### Task directions
Look over the entries that follow and work out how many lines contain "Specify". State the number only.

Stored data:
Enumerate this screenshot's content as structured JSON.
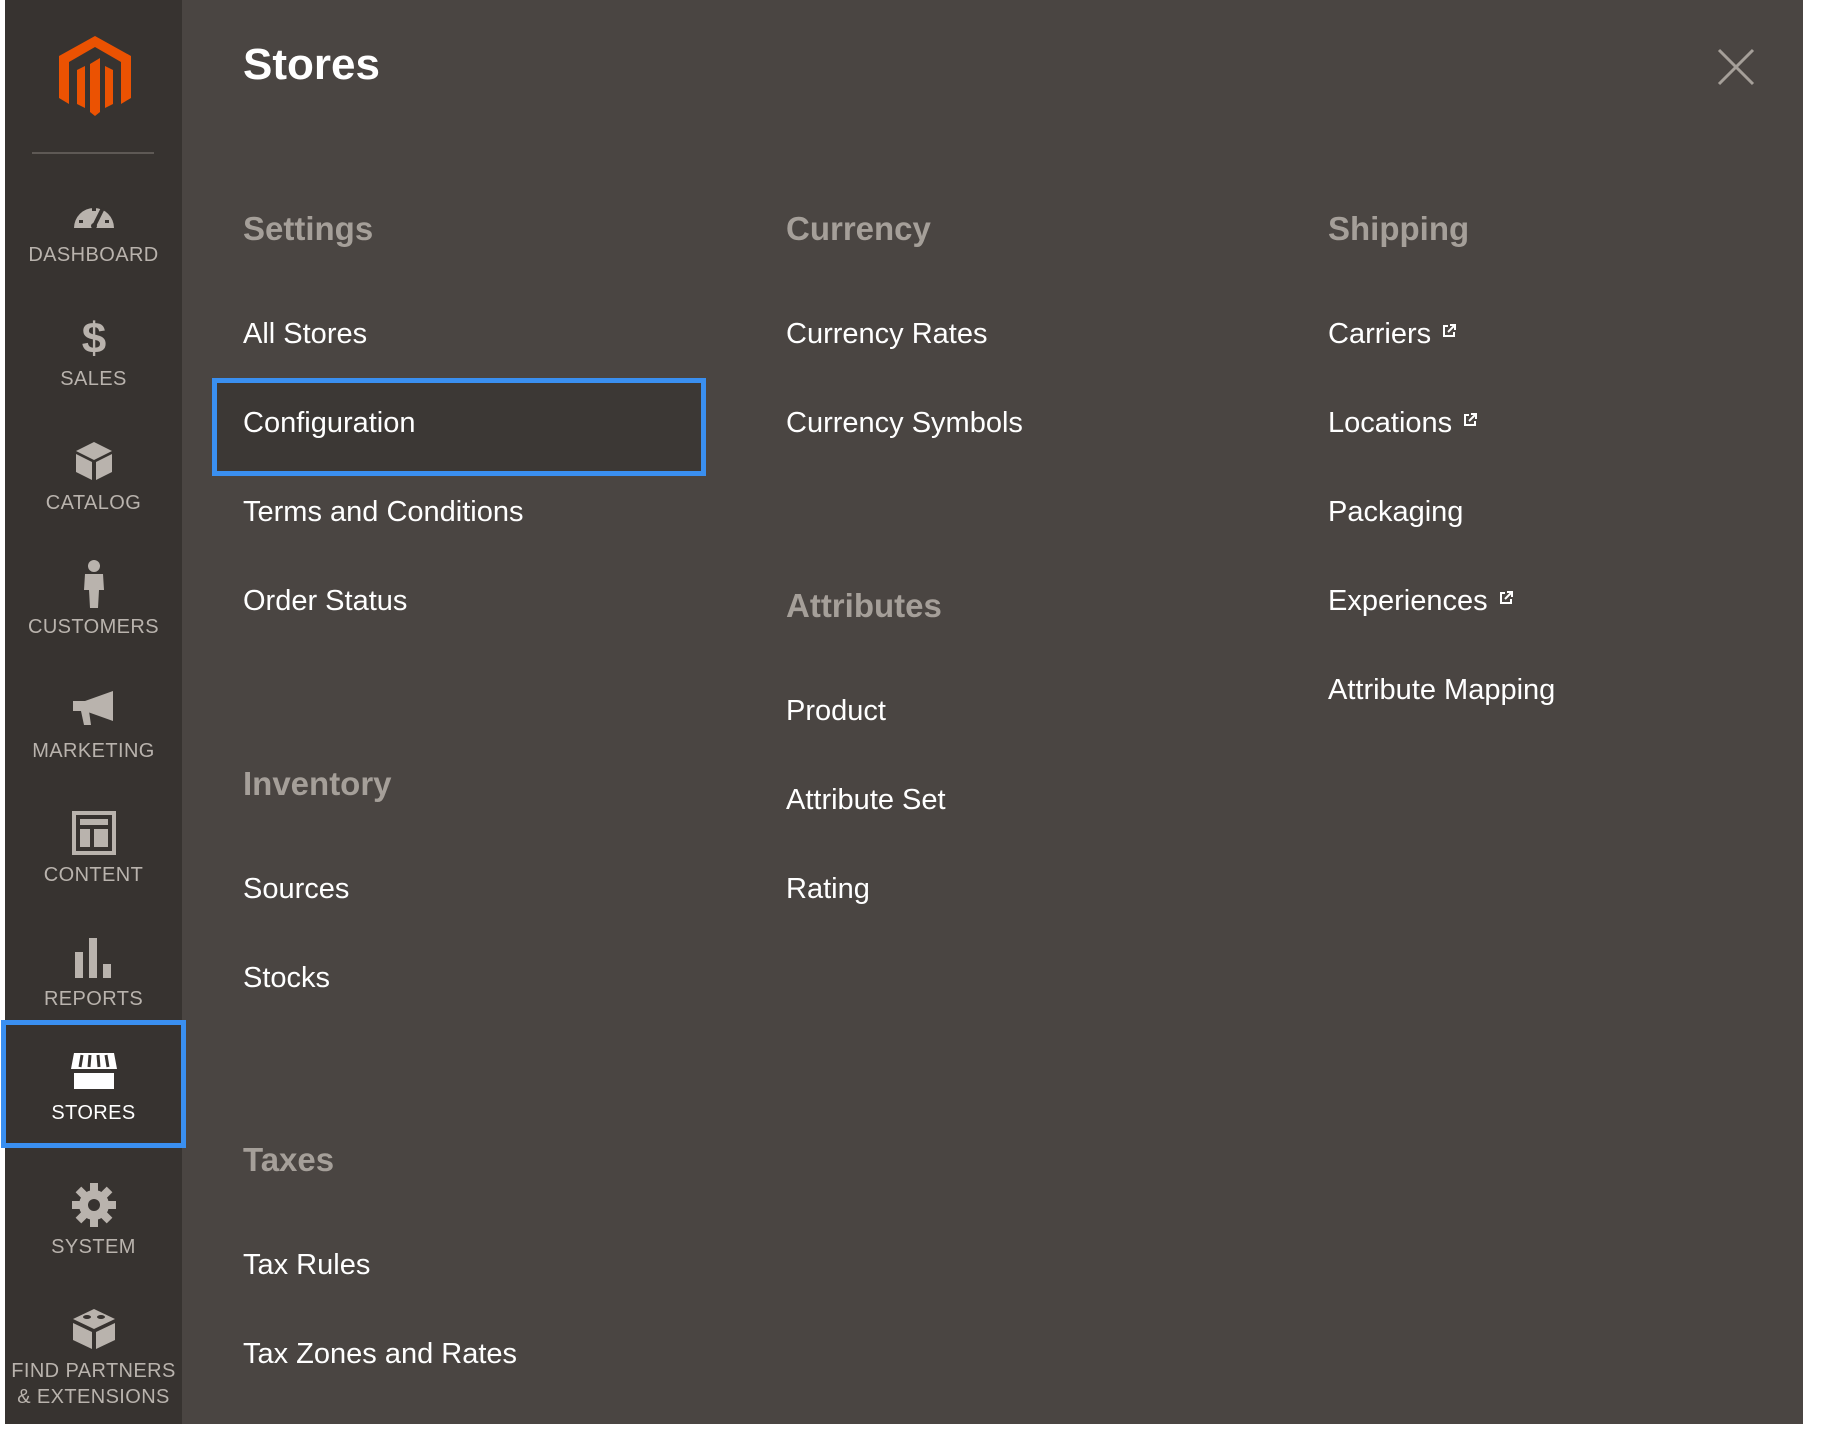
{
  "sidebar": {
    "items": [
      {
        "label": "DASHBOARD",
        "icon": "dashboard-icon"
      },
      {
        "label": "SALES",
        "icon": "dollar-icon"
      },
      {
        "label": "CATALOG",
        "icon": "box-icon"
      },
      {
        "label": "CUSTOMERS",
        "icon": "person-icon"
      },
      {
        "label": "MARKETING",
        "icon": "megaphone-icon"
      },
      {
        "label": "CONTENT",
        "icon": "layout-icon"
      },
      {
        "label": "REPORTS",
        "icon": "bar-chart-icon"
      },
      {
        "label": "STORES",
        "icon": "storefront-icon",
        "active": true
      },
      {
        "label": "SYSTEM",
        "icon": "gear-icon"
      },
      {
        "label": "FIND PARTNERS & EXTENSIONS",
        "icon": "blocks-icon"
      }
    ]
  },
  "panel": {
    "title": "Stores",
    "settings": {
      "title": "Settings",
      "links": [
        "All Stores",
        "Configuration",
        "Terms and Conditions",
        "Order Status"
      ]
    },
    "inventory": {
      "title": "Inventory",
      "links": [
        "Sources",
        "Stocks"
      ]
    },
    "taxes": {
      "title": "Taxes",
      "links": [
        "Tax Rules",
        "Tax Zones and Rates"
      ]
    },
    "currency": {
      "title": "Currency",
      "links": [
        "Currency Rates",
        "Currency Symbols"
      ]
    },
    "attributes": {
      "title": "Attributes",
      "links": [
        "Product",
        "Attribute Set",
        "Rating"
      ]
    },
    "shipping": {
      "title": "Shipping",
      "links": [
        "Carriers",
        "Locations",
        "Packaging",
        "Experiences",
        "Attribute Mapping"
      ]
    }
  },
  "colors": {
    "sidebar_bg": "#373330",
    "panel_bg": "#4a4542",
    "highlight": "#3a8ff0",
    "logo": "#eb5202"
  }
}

...

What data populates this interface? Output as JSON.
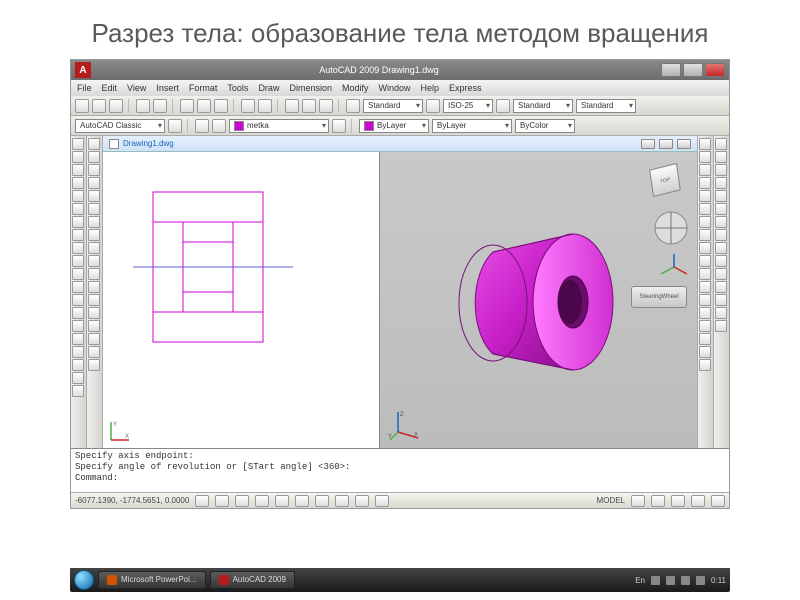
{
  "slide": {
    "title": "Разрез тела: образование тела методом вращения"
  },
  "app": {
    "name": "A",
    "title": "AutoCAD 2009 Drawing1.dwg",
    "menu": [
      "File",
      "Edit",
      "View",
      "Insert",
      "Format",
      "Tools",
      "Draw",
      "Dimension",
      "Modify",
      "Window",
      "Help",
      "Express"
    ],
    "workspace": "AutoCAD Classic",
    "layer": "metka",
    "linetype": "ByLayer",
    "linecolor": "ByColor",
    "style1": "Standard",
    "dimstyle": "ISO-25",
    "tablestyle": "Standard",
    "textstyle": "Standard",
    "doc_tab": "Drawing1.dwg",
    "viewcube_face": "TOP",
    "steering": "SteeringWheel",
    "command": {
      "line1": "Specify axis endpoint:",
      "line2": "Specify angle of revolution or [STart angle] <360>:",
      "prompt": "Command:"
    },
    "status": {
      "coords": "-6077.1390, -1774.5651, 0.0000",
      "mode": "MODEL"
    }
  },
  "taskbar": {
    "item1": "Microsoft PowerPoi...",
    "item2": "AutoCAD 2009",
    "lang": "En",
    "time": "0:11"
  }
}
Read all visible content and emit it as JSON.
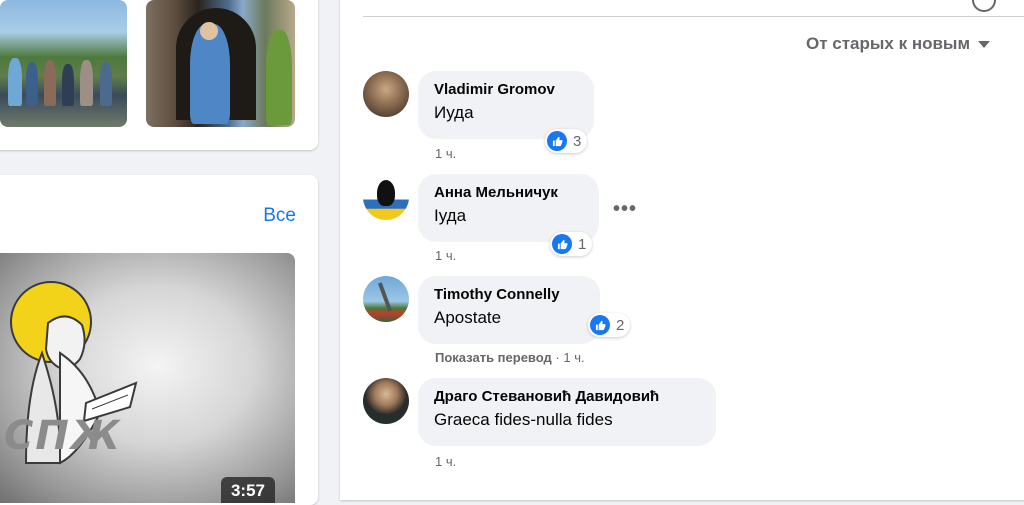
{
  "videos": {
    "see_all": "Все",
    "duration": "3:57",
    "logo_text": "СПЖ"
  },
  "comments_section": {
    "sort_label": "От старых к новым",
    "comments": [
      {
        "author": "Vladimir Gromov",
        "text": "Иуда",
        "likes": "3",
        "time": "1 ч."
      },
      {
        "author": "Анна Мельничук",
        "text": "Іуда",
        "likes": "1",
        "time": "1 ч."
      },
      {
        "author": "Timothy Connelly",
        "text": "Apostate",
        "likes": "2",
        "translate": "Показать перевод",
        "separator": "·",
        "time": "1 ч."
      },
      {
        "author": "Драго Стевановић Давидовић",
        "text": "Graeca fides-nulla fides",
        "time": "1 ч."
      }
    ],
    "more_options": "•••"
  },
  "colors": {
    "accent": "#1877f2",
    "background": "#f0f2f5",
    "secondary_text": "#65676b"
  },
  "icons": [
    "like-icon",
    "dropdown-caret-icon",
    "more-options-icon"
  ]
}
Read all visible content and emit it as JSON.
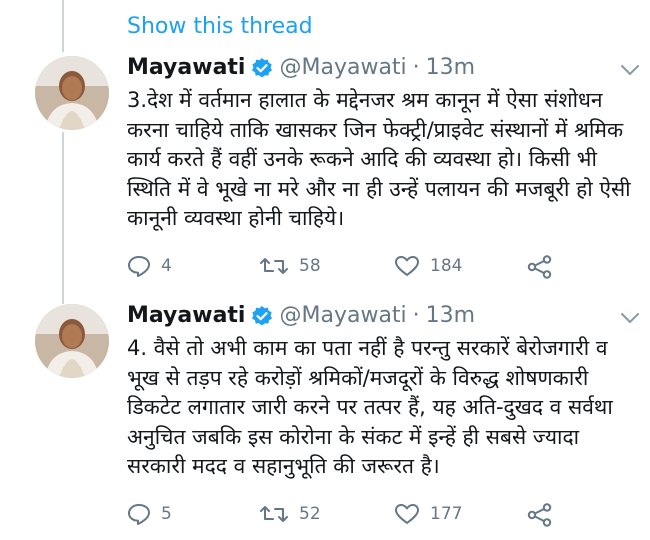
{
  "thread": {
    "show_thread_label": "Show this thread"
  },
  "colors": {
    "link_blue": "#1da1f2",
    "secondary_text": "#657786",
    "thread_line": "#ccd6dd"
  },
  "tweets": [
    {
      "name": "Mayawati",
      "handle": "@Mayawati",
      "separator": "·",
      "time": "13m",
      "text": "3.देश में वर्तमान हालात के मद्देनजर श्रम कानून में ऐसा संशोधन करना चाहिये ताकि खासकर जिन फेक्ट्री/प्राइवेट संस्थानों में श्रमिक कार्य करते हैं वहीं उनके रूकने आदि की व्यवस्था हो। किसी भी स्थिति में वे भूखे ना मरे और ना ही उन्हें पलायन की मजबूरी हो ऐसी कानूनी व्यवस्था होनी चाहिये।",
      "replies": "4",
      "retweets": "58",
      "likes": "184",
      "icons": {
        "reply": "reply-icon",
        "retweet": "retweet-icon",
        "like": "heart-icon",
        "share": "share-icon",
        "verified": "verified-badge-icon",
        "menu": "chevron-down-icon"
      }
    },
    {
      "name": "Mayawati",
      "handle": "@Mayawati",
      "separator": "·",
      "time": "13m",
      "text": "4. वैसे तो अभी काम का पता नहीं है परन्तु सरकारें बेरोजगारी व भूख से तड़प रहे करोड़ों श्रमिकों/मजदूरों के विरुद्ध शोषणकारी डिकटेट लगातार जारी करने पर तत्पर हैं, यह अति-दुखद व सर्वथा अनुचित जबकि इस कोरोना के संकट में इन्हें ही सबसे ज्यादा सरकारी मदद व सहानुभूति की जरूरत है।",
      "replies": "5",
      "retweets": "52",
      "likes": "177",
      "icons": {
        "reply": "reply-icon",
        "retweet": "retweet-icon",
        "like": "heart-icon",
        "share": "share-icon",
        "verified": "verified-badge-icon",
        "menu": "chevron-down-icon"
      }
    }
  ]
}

### Response to this task
2